DIRECTIONS:
Every line that holds "JSON" should be shown.

GIVEN ENTRIES:
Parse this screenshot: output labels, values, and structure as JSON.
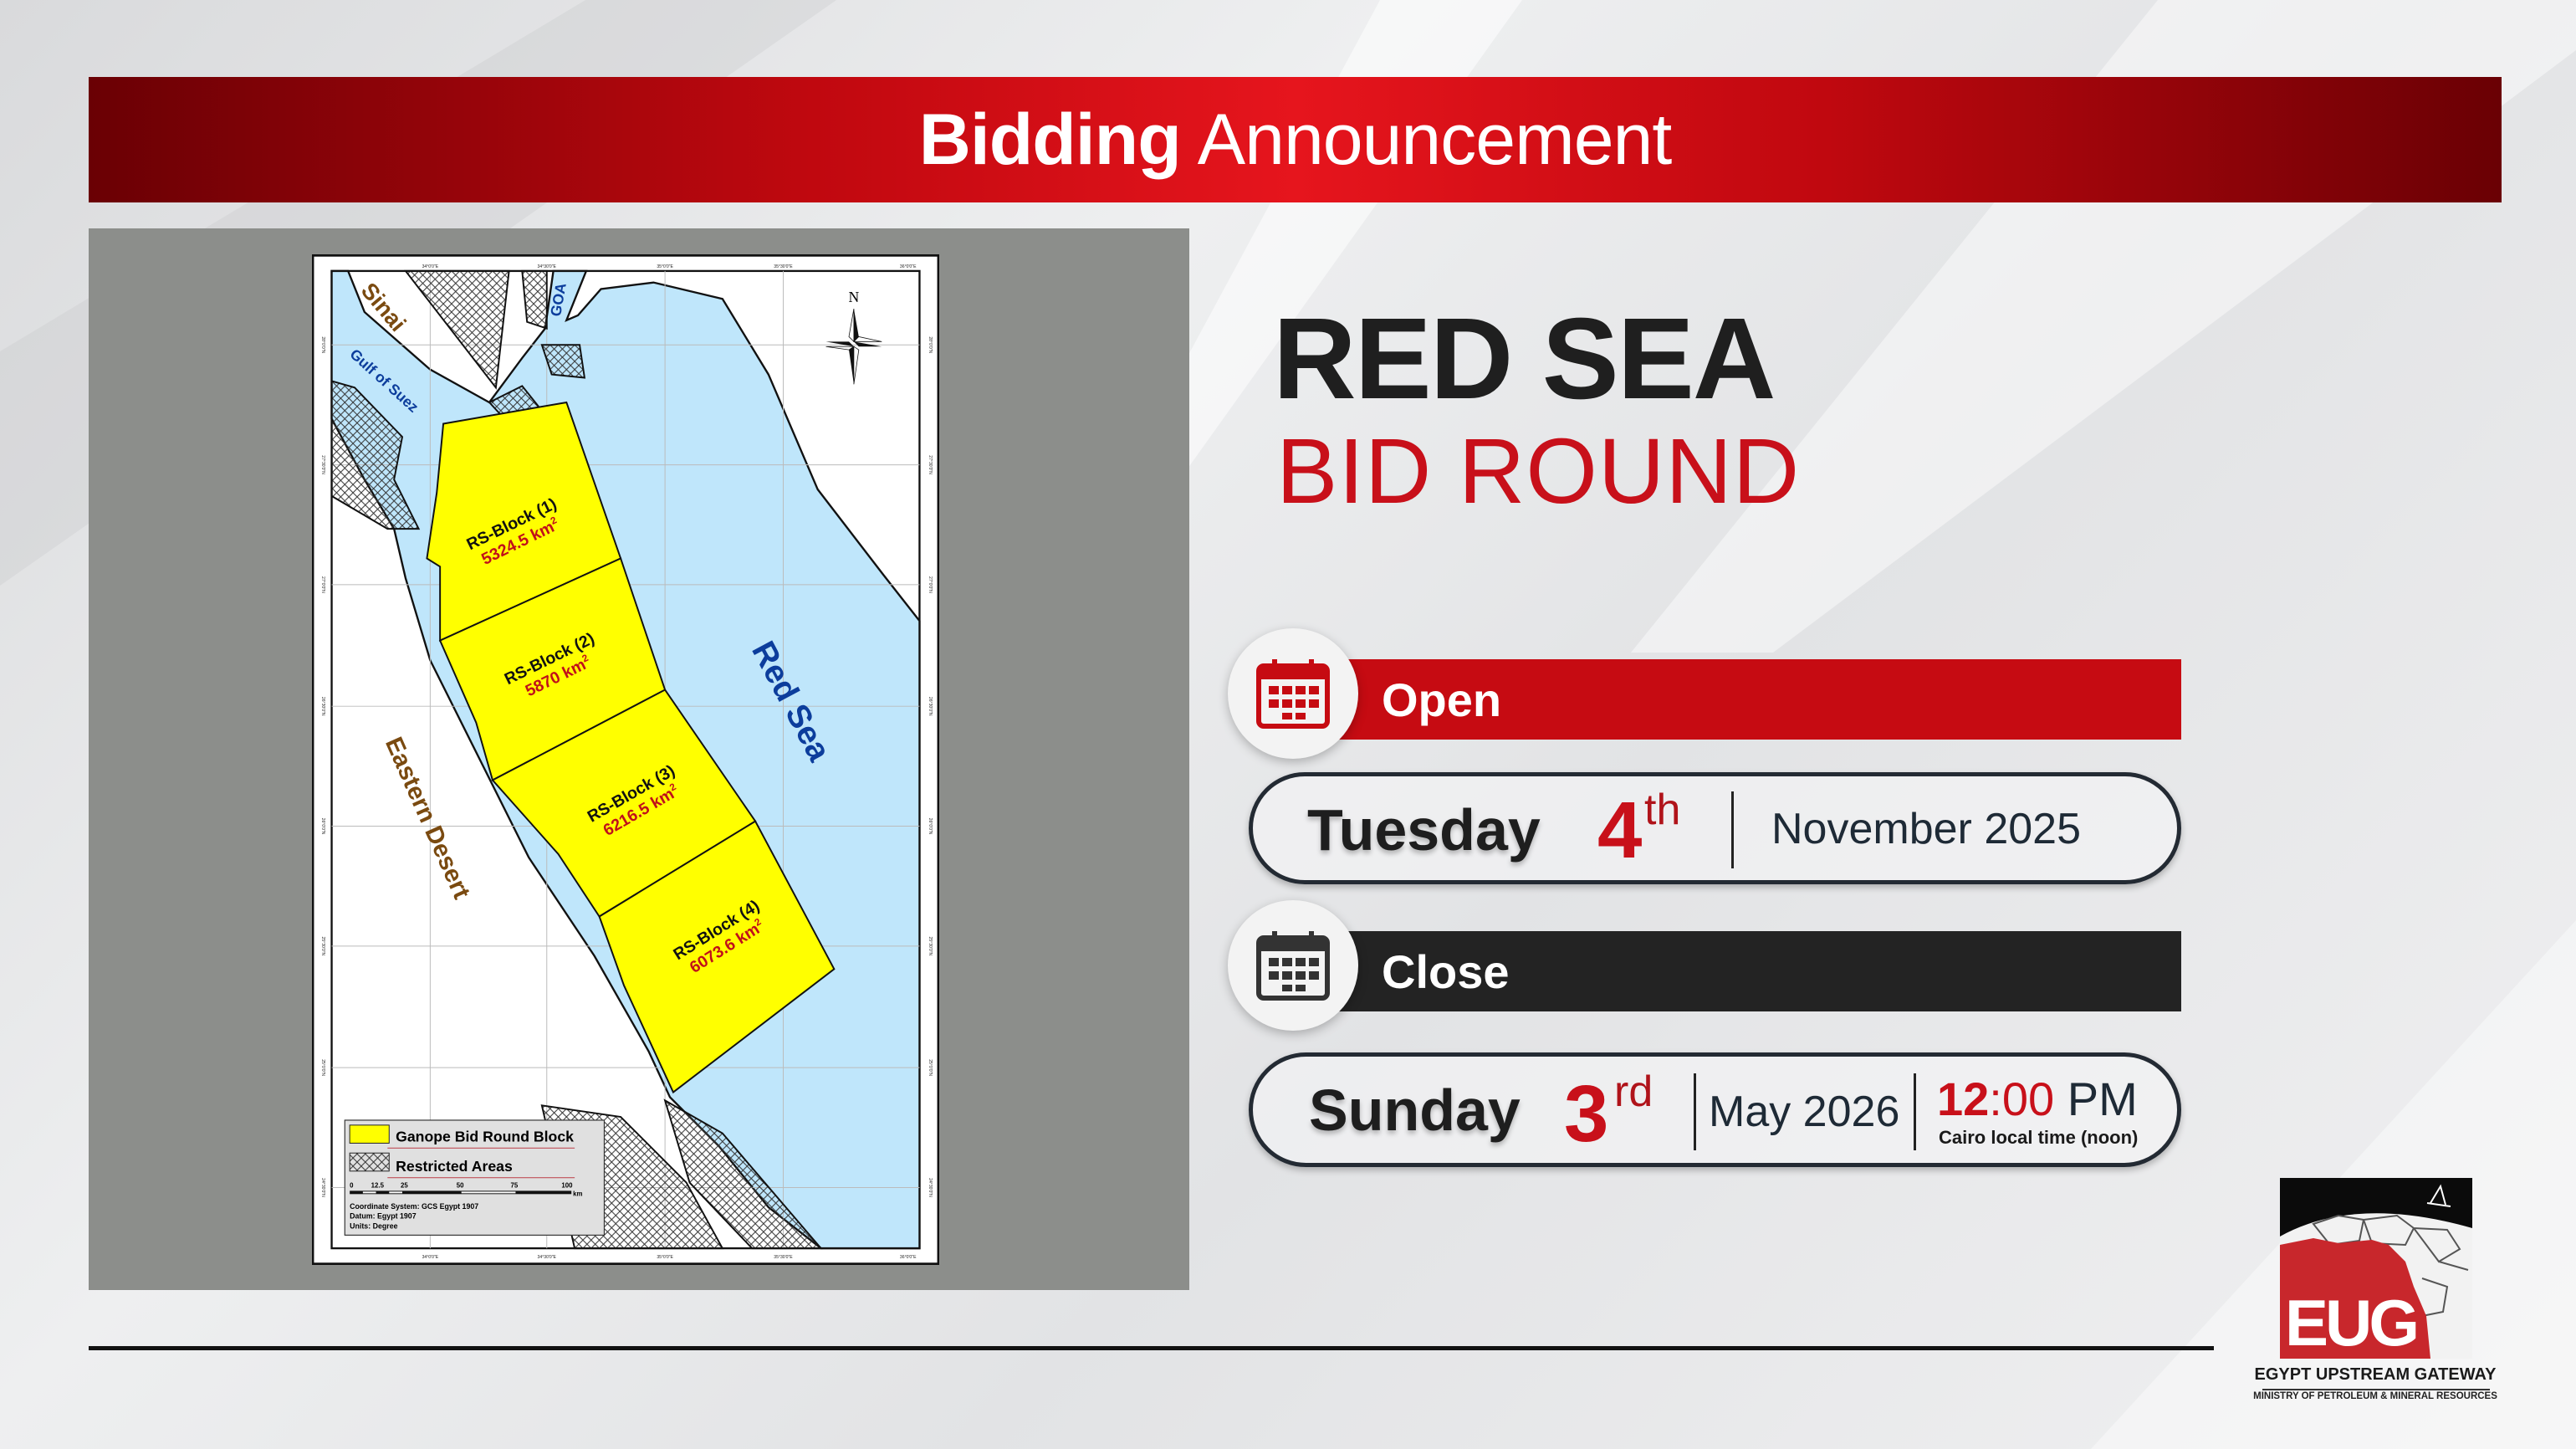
{
  "banner": {
    "title_bold": "Bidding",
    "title_regular": "Announcement",
    "color": "#c8101a"
  },
  "map": {
    "longitude_labels": [
      "34°0'0\"E",
      "34°30'0\"E",
      "35°0'0\"E",
      "35°30'0\"E",
      "36°0'0\"E"
    ],
    "latitude_labels": [
      "28°0'0\"N",
      "27°30'0\"N",
      "27°0'0\"N",
      "26°30'0\"N",
      "26°0'0\"N",
      "25°30'0\"N",
      "25°0'0\"N",
      "24°30'0\"N"
    ],
    "north_label": "N",
    "places": {
      "sinai": "Sinai",
      "gulf_of_suez": "Gulf of Suez",
      "goa": "GOA",
      "red_sea": "Red Sea",
      "eastern_desert": "Eastern Desert"
    },
    "blocks": [
      {
        "name": "RS-Block (1)",
        "area": "5324.5 km",
        "unit_sup": "2"
      },
      {
        "name": "RS-Block (2)",
        "area": "5870 km",
        "unit_sup": "2"
      },
      {
        "name": "RS-Block (3)",
        "area": "6216.5 km",
        "unit_sup": "2"
      },
      {
        "name": "RS-Block (4)",
        "area": "6073.6 km",
        "unit_sup": "2"
      }
    ],
    "legend": {
      "items": [
        "Ganope Bid Round Block",
        "Restricted Areas"
      ],
      "scale_ticks": [
        "0",
        "12.5",
        "25",
        "50",
        "75",
        "100"
      ],
      "scale_unit": "km",
      "coordinate_system": "Coordinate System: GCS Egypt 1907",
      "datum": "Datum: Egypt 1907",
      "units": "Units: Degree"
    },
    "colors": {
      "block": "#ffff00",
      "sea": "#bfe6fb",
      "land": "#ffffff"
    }
  },
  "headline": {
    "line1": "RED SEA",
    "line2": "BID ROUND"
  },
  "open": {
    "label": "Open",
    "icon": "calendar-icon",
    "day": "Tuesday",
    "date": "4",
    "suffix": "th",
    "month_year": "November 2025",
    "color": "#c60b12"
  },
  "close": {
    "label": "Close",
    "icon": "calendar-icon",
    "day": "Sunday",
    "date": "3",
    "suffix": "rd",
    "month_year": "May 2026",
    "time_hour": "12",
    "time_min": ":00",
    "ampm": " PM",
    "time_note": "Cairo local time (noon)",
    "color": "#232323"
  },
  "logo": {
    "mark": "EUG",
    "name": "EGYPT UPSTREAM GATEWAY",
    "ministry": "MINISTRY OF PETROLEUM & MINERAL RESOURCES"
  }
}
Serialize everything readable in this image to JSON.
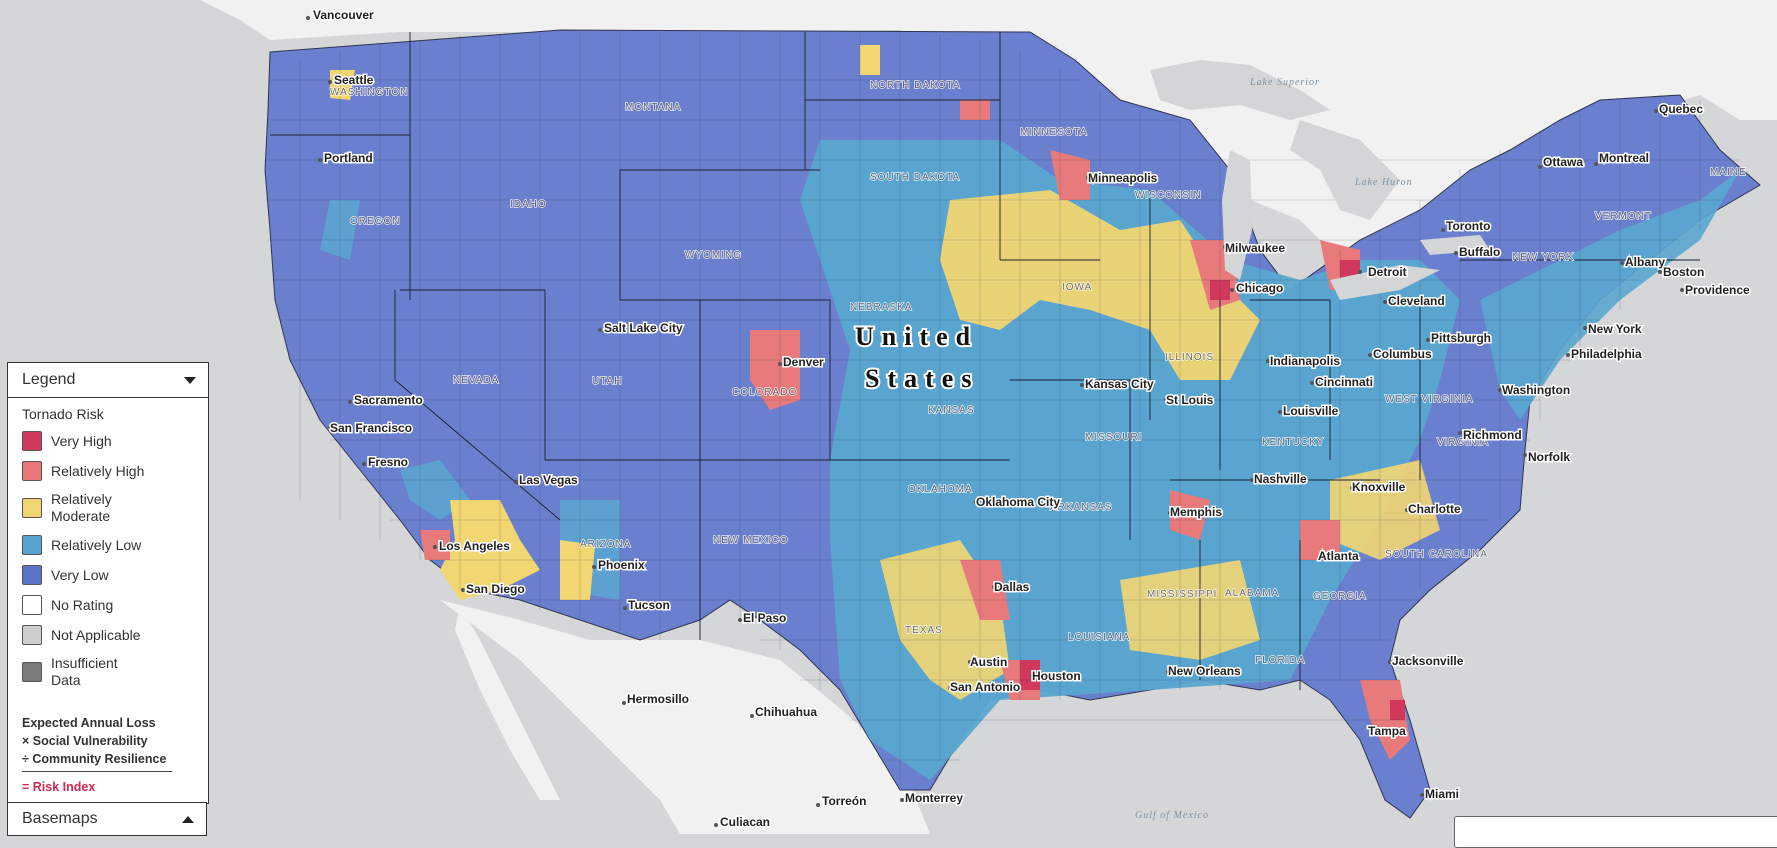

WRITTEN RESPONSE:
Parse this screenshot: output labels, values, and structure as JSON.
Serialize everything readable in this image to JSON.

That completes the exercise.